[start Data for this task]

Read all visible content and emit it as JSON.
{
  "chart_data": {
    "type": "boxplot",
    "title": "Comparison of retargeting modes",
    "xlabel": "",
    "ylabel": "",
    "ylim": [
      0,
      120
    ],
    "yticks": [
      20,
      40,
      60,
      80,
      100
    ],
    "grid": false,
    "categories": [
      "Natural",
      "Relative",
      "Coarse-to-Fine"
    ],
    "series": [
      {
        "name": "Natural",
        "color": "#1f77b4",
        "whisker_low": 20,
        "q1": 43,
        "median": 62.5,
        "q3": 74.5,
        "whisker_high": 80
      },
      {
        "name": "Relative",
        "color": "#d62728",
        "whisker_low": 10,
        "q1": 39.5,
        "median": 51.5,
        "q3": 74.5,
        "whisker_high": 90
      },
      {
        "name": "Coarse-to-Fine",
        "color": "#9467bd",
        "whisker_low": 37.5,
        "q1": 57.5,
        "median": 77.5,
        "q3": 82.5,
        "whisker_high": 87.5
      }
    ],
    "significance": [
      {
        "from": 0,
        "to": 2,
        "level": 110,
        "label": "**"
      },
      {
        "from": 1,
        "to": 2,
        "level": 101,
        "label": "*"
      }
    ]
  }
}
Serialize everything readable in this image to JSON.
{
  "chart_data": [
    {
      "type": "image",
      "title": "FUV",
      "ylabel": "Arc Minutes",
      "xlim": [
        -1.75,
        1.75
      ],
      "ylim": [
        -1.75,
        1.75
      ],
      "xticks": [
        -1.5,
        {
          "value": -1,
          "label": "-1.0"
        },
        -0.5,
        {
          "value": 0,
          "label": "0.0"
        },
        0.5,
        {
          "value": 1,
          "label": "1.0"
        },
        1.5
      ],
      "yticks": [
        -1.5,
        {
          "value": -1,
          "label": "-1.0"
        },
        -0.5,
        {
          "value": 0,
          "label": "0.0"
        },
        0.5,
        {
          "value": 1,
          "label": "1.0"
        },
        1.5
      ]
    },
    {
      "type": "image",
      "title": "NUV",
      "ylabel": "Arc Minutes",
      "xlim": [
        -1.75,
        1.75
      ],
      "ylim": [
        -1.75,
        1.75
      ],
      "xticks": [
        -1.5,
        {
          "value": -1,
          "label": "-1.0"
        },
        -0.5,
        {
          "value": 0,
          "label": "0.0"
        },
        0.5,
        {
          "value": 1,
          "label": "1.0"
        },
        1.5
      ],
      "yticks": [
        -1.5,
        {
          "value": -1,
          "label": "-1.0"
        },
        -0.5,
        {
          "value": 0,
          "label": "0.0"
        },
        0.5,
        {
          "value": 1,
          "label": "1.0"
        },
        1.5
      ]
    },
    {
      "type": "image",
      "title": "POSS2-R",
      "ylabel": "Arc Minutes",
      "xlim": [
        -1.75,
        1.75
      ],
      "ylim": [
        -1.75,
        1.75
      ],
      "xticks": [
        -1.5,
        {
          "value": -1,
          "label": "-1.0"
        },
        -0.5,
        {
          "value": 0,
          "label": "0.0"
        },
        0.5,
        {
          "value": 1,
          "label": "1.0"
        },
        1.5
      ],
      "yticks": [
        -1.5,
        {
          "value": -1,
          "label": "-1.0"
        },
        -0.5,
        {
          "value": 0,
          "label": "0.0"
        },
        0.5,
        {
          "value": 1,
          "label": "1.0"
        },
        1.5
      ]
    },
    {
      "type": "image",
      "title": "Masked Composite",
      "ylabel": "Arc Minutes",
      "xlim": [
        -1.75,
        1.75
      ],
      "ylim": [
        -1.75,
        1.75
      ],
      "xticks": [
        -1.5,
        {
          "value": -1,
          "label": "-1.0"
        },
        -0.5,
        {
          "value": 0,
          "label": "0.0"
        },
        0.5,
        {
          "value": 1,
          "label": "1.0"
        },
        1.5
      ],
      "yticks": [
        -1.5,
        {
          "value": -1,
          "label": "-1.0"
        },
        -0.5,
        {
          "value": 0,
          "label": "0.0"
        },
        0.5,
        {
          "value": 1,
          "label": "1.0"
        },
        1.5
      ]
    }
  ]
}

[end Data for this task]

• **Task objective**: Reproduce the full listing word for word.

• **Task solution**:
Read all visible content and emit it as JSON.
{
  "chart_data": {
    "type": "boxplot",
    "title": "Comparison of retargeting modes",
    "xlabel": "",
    "ylabel": "",
    "ylim": [
      0,
      120
    ],
    "yticks": [
      20,
      40,
      60,
      80,
      100
    ],
    "grid": false,
    "categories": [
      "Natural",
      "Relative",
      "Coarse-to-Fine"
    ],
    "series": [
      {
        "name": "Natural",
        "color": "#1f77b4",
        "whisker_low": 20,
        "q1": 43,
        "median": 62.5,
        "q3": 74.5,
        "whisker_high": 80
      },
      {
        "name": "Relative",
        "color": "#d62728",
        "whisker_low": 10,
        "q1": 39.5,
        "median": 51.5,
        "q3": 74.5,
        "whisker_high": 90
      },
      {
        "name": "Coarse-to-Fine",
        "color": "#9467bd",
        "whisker_low": 37.5,
        "q1": 57.5,
        "median": 77.5,
        "q3": 82.5,
        "whisker_high": 87.5
      }
    ],
    "significance": [
      {
        "from": 0,
        "to": 2,
        "level": 110,
        "label": "**"
      },
      {
        "from": 1,
        "to": 2,
        "level": 101,
        "label": "*"
      }
    ]
  }
}
Serialize everything readable in this image to JSON.
{
  "chart_data": [
    {
      "type": "image",
      "title": "FUV",
      "ylabel": "Arc Minutes",
      "xlim": [
        -1.75,
        1.75
      ],
      "ylim": [
        -1.75,
        1.75
      ],
      "xticks": [
        -1.5,
        {
          "value": -1,
          "label": "-1.0"
        },
        -0.5,
        {
          "value": 0,
          "label": "0.0"
        },
        0.5,
        {
          "value": 1,
          "label": "1.0"
        },
        1.5
      ],
      "yticks": [
        -1.5,
        {
          "value": -1,
          "label": "-1.0"
        },
        -0.5,
        {
          "value": 0,
          "label": "0.0"
        },
        0.5,
        {
          "value": 1,
          "label": "1.0"
        },
        1.5
      ]
    },
    {
      "type": "image",
      "title": "NUV",
      "ylabel": "Arc Minutes",
      "xlim": [
        -1.75,
        1.75
      ],
      "ylim": [
        -1.75,
        1.75
      ],
      "xticks": [
        -1.5,
        {
          "value": -1,
          "label": "-1.0"
        },
        -0.5,
        {
          "value": 0,
          "label": "0.0"
        },
        0.5,
        {
          "value": 1,
          "label": "1.0"
        },
        1.5
      ],
      "yticks": [
        -1.5,
        {
          "value": -1,
          "label": "-1.0"
        },
        -0.5,
        {
          "value": 0,
          "label": "0.0"
        },
        0.5,
        {
          "value": 1,
          "label": "1.0"
        },
        1.5
      ]
    },
    {
      "type": "image",
      "title": "POSS2-R",
      "ylabel": "Arc Minutes",
      "xlim": [
        -1.75,
        1.75
      ],
      "ylim": [
        -1.75,
        1.75
      ],
      "xticks": [
        -1.5,
        {
          "value": -1,
          "label": "-1.0"
        },
        -0.5,
        {
          "value": 0,
          "label": "0.0"
        },
        0.5,
        {
          "value": 1,
          "label": "1.0"
        },
        1.5
      ],
      "yticks": [
        -1.5,
        {
          "value": -1,
          "label": "-1.0"
        },
        -0.5,
        {
          "value": 0,
          "label": "0.0"
        },
        0.5,
        {
          "value": 1,
          "label": "1.0"
        },
        1.5
      ]
    },
    {
      "type": "image",
      "title": "Masked Composite",
      "ylabel": "Arc Minutes",
      "xlim": [
        -1.75,
        1.75
      ],
      "ylim": [
        -1.75,
        1.75
      ],
      "xticks": [
        -1.5,
        {
          "value": -1,
          "label": "-1.0"
        },
        -0.5,
        {
          "value": 0,
          "label": "0.0"
        },
        0.5,
        {
          "value": 1,
          "label": "1.0"
        },
        1.5
      ],
      "yticks": [
        -1.5,
        {
          "value": -1,
          "label": "-1.0"
        },
        -0.5,
        {
          "value": 0,
          "label": "0.0"
        },
        0.5,
        {
          "value": 1,
          "label": "1.0"
        },
        1.5
      ]
    }
  ]
}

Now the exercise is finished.